## Task data:
§

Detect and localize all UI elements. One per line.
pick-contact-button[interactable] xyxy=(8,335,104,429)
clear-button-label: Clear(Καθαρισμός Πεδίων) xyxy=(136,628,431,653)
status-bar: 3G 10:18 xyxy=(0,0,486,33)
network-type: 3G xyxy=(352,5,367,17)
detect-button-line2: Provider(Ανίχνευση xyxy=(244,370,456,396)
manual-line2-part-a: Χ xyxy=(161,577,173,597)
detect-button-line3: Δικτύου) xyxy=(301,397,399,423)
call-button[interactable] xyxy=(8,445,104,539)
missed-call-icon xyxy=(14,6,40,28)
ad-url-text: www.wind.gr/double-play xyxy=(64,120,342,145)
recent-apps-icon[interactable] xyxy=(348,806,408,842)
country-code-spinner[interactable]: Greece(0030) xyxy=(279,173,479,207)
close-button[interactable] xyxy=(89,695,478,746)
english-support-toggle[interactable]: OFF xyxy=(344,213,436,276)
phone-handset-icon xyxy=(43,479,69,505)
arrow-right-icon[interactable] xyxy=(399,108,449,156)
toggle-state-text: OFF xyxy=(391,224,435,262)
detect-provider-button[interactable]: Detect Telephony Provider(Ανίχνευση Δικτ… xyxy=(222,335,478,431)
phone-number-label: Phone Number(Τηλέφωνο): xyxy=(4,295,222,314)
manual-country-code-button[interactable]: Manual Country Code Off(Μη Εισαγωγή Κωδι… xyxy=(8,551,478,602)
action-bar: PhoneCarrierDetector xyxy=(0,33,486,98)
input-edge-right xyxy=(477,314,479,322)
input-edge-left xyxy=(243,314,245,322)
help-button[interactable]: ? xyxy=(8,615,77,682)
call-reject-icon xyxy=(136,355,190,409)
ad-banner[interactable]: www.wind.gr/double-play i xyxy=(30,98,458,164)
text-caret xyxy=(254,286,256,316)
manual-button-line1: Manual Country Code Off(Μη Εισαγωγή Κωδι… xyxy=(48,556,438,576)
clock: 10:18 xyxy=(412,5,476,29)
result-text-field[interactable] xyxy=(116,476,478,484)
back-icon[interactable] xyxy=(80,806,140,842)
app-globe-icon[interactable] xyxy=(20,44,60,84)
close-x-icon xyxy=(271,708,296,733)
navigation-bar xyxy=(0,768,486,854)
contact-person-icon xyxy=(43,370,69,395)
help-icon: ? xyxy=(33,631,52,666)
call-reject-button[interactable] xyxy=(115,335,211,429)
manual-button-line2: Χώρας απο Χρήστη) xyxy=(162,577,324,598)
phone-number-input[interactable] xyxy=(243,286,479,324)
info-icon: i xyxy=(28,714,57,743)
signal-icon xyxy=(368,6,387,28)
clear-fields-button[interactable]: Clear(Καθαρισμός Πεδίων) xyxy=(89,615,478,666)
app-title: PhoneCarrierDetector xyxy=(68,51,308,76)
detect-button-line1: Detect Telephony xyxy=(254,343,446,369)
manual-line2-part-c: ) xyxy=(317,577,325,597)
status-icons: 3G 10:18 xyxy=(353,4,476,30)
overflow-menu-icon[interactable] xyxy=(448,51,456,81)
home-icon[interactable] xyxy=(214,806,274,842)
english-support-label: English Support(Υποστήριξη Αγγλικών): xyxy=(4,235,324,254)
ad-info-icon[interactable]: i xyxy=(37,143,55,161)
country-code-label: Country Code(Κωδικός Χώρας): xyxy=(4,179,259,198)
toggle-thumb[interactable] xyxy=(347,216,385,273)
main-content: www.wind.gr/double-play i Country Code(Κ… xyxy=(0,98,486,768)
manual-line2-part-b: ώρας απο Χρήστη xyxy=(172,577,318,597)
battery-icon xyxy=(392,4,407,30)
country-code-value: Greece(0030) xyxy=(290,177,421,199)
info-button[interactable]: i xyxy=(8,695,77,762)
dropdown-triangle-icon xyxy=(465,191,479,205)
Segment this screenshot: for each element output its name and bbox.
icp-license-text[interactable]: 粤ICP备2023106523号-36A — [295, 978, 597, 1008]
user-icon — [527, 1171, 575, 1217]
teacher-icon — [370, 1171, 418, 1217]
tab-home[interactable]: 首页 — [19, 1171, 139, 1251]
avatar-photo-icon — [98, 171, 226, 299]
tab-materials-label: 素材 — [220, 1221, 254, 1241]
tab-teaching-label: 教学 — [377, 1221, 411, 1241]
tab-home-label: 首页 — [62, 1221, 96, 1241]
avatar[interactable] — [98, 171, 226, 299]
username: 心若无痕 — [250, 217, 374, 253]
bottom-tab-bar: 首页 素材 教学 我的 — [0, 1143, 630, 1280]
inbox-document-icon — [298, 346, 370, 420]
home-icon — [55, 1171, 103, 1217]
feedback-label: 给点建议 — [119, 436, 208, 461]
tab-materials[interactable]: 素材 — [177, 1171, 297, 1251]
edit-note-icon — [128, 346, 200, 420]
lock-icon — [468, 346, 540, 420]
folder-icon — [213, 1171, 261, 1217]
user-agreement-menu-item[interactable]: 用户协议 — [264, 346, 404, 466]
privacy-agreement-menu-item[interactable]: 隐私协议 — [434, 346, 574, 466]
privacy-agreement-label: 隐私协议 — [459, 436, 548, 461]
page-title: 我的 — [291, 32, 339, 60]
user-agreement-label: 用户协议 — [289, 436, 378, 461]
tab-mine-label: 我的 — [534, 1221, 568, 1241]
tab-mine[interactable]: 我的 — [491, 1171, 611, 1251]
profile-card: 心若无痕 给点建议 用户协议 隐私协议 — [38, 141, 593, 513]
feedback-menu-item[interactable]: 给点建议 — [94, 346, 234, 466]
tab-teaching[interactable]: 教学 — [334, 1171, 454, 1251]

§

## Written request:
Copy all of the data above line for line, without changing any character.

## Written solution:
Detect and localize all UI elements. One per line.
pick-contact-button[interactable] xyxy=(8,335,104,429)
clear-button-label: Clear(Καθαρισμός Πεδίων) xyxy=(136,628,431,653)
status-bar: 3G 10:18 xyxy=(0,0,486,33)
network-type: 3G xyxy=(352,5,367,17)
detect-button-line2: Provider(Ανίχνευση xyxy=(244,370,456,396)
manual-line2-part-a: Χ xyxy=(161,577,173,597)
detect-button-line3: Δικτύου) xyxy=(301,397,399,423)
call-button[interactable] xyxy=(8,445,104,539)
missed-call-icon xyxy=(14,6,40,28)
ad-url-text: www.wind.gr/double-play xyxy=(64,120,342,145)
recent-apps-icon[interactable] xyxy=(348,806,408,842)
country-code-spinner[interactable]: Greece(0030) xyxy=(279,173,479,207)
close-button[interactable] xyxy=(89,695,478,746)
english-support-toggle[interactable]: OFF xyxy=(344,213,436,276)
phone-handset-icon xyxy=(43,479,69,505)
arrow-right-icon[interactable] xyxy=(399,108,449,156)
toggle-state-text: OFF xyxy=(391,224,435,262)
detect-provider-button[interactable]: Detect Telephony Provider(Ανίχνευση Δικτ… xyxy=(222,335,478,431)
phone-number-label: Phone Number(Τηλέφωνο): xyxy=(4,295,222,314)
manual-country-code-button[interactable]: Manual Country Code Off(Μη Εισαγωγή Κωδι… xyxy=(8,551,478,602)
action-bar: PhoneCarrierDetector xyxy=(0,33,486,98)
input-edge-right xyxy=(477,314,479,322)
input-edge-left xyxy=(243,314,245,322)
help-button[interactable]: ? xyxy=(8,615,77,682)
call-reject-icon xyxy=(136,355,190,409)
ad-banner[interactable]: www.wind.gr/double-play i xyxy=(30,98,458,164)
text-caret xyxy=(254,286,256,316)
manual-button-line1: Manual Country Code Off(Μη Εισαγωγή Κωδι… xyxy=(48,556,438,576)
clock: 10:18 xyxy=(412,5,476,29)
result-text-field[interactable] xyxy=(116,476,478,484)
back-icon[interactable] xyxy=(80,806,140,842)
app-globe-icon[interactable] xyxy=(20,44,60,84)
close-x-icon xyxy=(271,708,296,733)
navigation-bar xyxy=(0,768,486,854)
contact-person-icon xyxy=(43,370,69,395)
help-icon: ? xyxy=(33,631,52,666)
call-reject-button[interactable] xyxy=(115,335,211,429)
manual-button-line2: Χώρας απο Χρήστη) xyxy=(162,577,324,598)
phone-number-input[interactable] xyxy=(243,286,479,324)
info-icon: i xyxy=(28,714,57,743)
signal-icon xyxy=(368,6,387,28)
clear-fields-button[interactable]: Clear(Καθαρισμός Πεδίων) xyxy=(89,615,478,666)
app-title: PhoneCarrierDetector xyxy=(68,51,308,76)
detect-button-line1: Detect Telephony xyxy=(254,343,446,369)
manual-line2-part-c: ) xyxy=(317,577,325,597)
status-icons: 3G 10:18 xyxy=(353,4,476,30)
overflow-menu-icon[interactable] xyxy=(448,51,456,81)
home-icon[interactable] xyxy=(214,806,274,842)
english-support-label: English Support(Υποστήριξη Αγγλικών): xyxy=(4,235,324,254)
ad-info-icon[interactable]: i xyxy=(37,143,55,161)
country-code-label: Country Code(Κωδικός Χώρας): xyxy=(4,179,259,198)
toggle-thumb[interactable] xyxy=(347,216,385,273)
main-content: www.wind.gr/double-play i Country Code(Κ… xyxy=(0,98,486,768)
manual-line2-part-b: ώρας απο Χρήστη xyxy=(172,577,318,597)
battery-icon xyxy=(392,4,407,30)
country-code-value: Greece(0030) xyxy=(290,177,421,199)
info-button[interactable]: i xyxy=(8,695,77,762)
dropdown-triangle-icon xyxy=(465,191,479,205)
Segment this screenshot: for each element output its name and bbox.
icp-license-text[interactable]: 粤ICP备2023106523号-36A — [295, 978, 597, 1008]
user-icon — [527, 1171, 575, 1217]
teacher-icon — [370, 1171, 418, 1217]
tab-home[interactable]: 首页 — [19, 1171, 139, 1251]
avatar-photo-icon — [98, 171, 226, 299]
tab-materials-label: 素材 — [220, 1221, 254, 1241]
tab-teaching-label: 教学 — [377, 1221, 411, 1241]
tab-home-label: 首页 — [62, 1221, 96, 1241]
avatar[interactable] — [98, 171, 226, 299]
username: 心若无痕 — [250, 217, 374, 253]
bottom-tab-bar: 首页 素材 教学 我的 — [0, 1143, 630, 1280]
inbox-document-icon — [298, 346, 370, 420]
home-icon — [55, 1171, 103, 1217]
feedback-label: 给点建议 — [119, 436, 208, 461]
tab-materials[interactable]: 素材 — [177, 1171, 297, 1251]
edit-note-icon — [128, 346, 200, 420]
lock-icon — [468, 346, 540, 420]
folder-icon — [213, 1171, 261, 1217]
user-agreement-menu-item[interactable]: 用户协议 — [264, 346, 404, 466]
privacy-agreement-menu-item[interactable]: 隐私协议 — [434, 346, 574, 466]
privacy-agreement-label: 隐私协议 — [459, 436, 548, 461]
page-title: 我的 — [291, 32, 339, 60]
user-agreement-label: 用户协议 — [289, 436, 378, 461]
tab-mine-label: 我的 — [534, 1221, 568, 1241]
tab-mine[interactable]: 我的 — [491, 1171, 611, 1251]
profile-card: 心若无痕 给点建议 用户协议 隐私协议 — [38, 141, 593, 513]
feedback-menu-item[interactable]: 给点建议 — [94, 346, 234, 466]
tab-teaching[interactable]: 教学 — [334, 1171, 454, 1251]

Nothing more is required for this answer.